##### Data excerpts
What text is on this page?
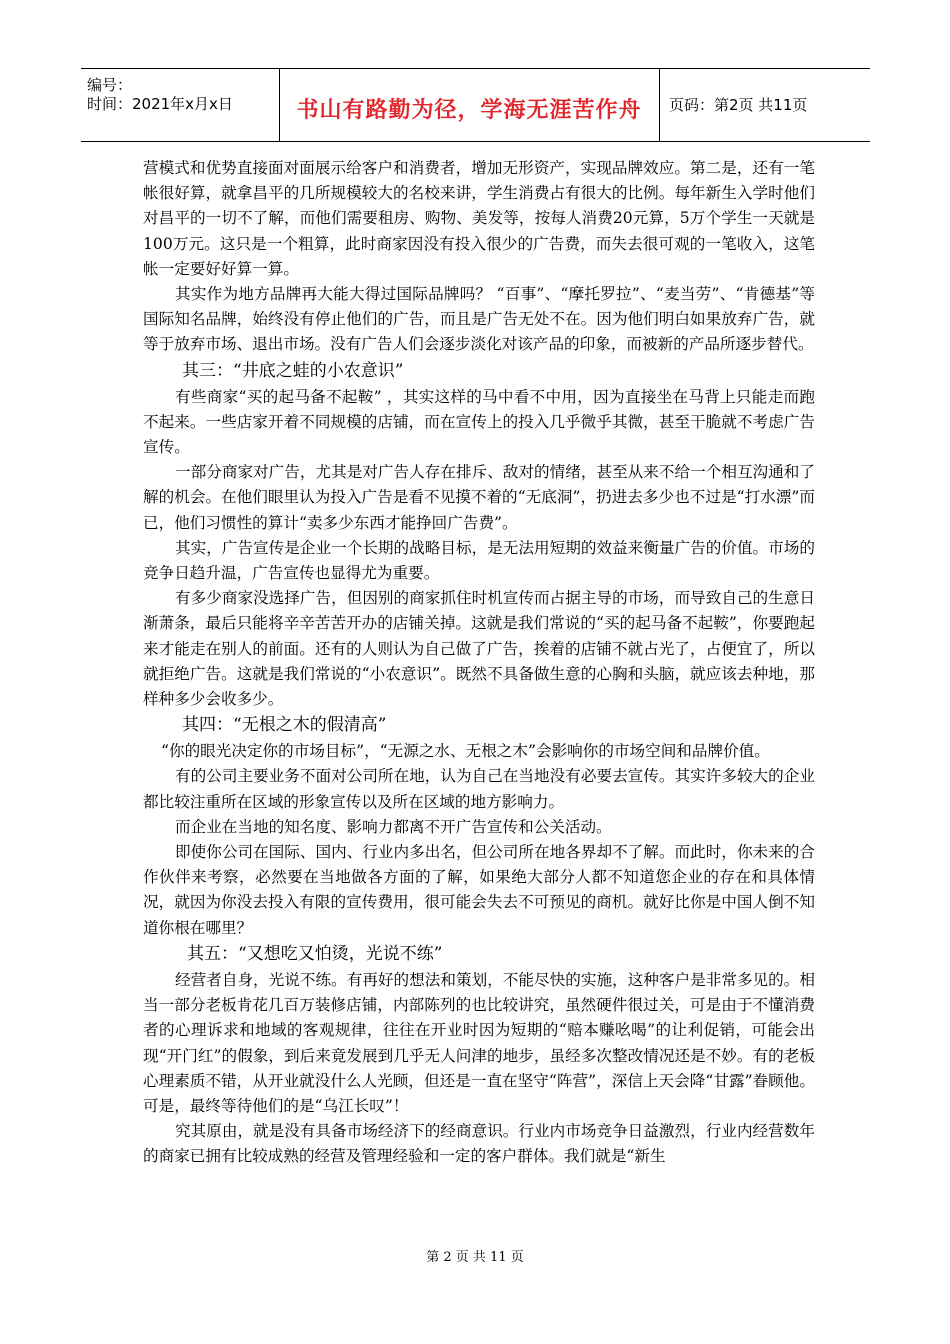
编号：
时间：2021年x月x日	书山有路勤为径，学海无涯苦作舟	页码：第2页 共11页

营模式和优势直接面对面展示给客户和消费者，增加无形资产，实现品牌效应。第二是，还有一笔帐很好算，就拿昌平的几所规模较大的名校来讲，学生消费占有很大的比例。每年新生入学时他们对昌平的一切不了解，而他们需要租房、购物、美发等，按每人消费20元算，5万个学生一天就是100万元。这只是一个粗算，此时商家因没有投入很少的广告费，而失去很可观的一笔收入，这笔帐一定要好好算一算。

其实作为地方品牌再大能大得过国际品牌吗？ “百事”、“摩托罗拉”、“麦当劳”、“肯德基”等国际知名品牌，始终没有停止他们的广告，而且是广告无处不在。因为他们明白如果放弃广告，就等于放弃市场、退出市场。没有广告人们会逐步淡化对该产品的印象，而被新的产品所逐步替代。

其三：“井底之蛙的小农意识”

有些商家“买的起马备不起鞍” ，其实这样的马中看不中用，因为直接坐在马背上只能走而跑不起来。一些店家开着不同规模的店铺，而在宣传上的投入几乎微乎其微，甚至干脆就不考虑广告宣传。

一部分商家对广告，尤其是对广告人存在排斥、敌对的情绪，甚至从来不给一个相互沟通和了解的机会。在他们眼里认为投入广告是看不见摸不着的“无底洞”，扔进去多少也不过是“打水漂”而已，他们习惯性的算计“卖多少东西才能挣回广告费”。

其实，广告宣传是企业一个长期的战略目标，是无法用短期的效益来衡量广告的价值。市场的竞争日趋升温，广告宣传也显得尤为重要。

有多少商家没选择广告，但因别的商家抓住时机宣传而占据主导的市场，而导致自己的生意日渐萧条，最后只能将辛辛苦苦开办的店铺关掉。这就是我们常说的“买的起马备不起鞍”，你要跑起来才能走在别人的前面。还有的人则认为自己做了广告，挨着的店铺不就占光了，占便宜了，所以就拒绝广告。这就是我们常说的“小农意识”。既然不具备做生意的心胸和头脑，就应该去种地，那样种多少会收多少。

其四：“无根之木的假清高”

“你的眼光决定你的市场目标”，“无源之水、无根之木”会影响你的市场空间和品牌价值。

有的公司主要业务不面对公司所在地，认为自己在当地没有必要去宣传。其实许多较大的企业都比较注重所在区域的形象宣传以及所在区域的地方影响力。

而企业在当地的知名度、影响力都离不开广告宣传和公关活动。

即使你公司在国际、国内、行业内多出名，但公司所在地各界却不了解。而此时，你未来的合作伙伴来考察，必然要在当地做各方面的了解，如果绝大部分人都不知道您企业的存在和具体情况，就因为你没去投入有限的宣传费用，很可能会失去不可预见的商机。就好比你是中国人倒不知道你根在哪里？

其五：“又想吃又怕烫，光说不练”

经营者自身，光说不练。有再好的想法和策划，不能尽快的实施，这种客户是非常多见的。相当一部分老板肯花几百万装修店铺，内部陈列的也比较讲究，虽然硬件很过关，可是由于不懂消费者的心理诉求和地域的客观规律，往往在开业时因为短期的“赔本赚吆喝”的让利促销，可能会出现“开门红”的假象，到后来竟发展到几乎无人问津的地步，虽经多次整改情况还是不妙。有的老板心理素质不错，从开业就没什么人光顾，但还是一直在坚守“阵营”，深信上天会降“甘露”眷顾他。可是，最终等待他们的是“乌江长叹”！

究其原由，就是没有具备市场经济下的经商意识。行业内市场竞争日益激烈，行业内经营数年的商家已拥有比较成熟的经营及管理经验和一定的客户群体。我们就是“新生

第 2 页 共 11 页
##########
What you are asked to do
Scan the records above for the string "光说不练", then select every line that holds it.

Answer in full
其五：“又想吃又怕烫，光说不练”
经营者自身，光说不练。有再好的想法和策划，不能尽快的实施，这种客户是非常多见的。相当一部分老板肯花几百万装修店铺，内部陈列的也比较讲究，虽然硬件很过关，可是由于不懂消费者的心理诉求和地域的客观规律，往往在开业时因为短期的“赔本赚吆喝”的让利促销，可能会出现“开门红”的假象，到后来竟发展到几乎无人问津的地步，虽经多次整改情况还是不妙。有的老板心理素质不错，从开业就没什么人光顾，但还是一直在坚守“阵营”，深信上天会降“甘露”眷顾他。可是，最终等待他们的是“乌江长叹”！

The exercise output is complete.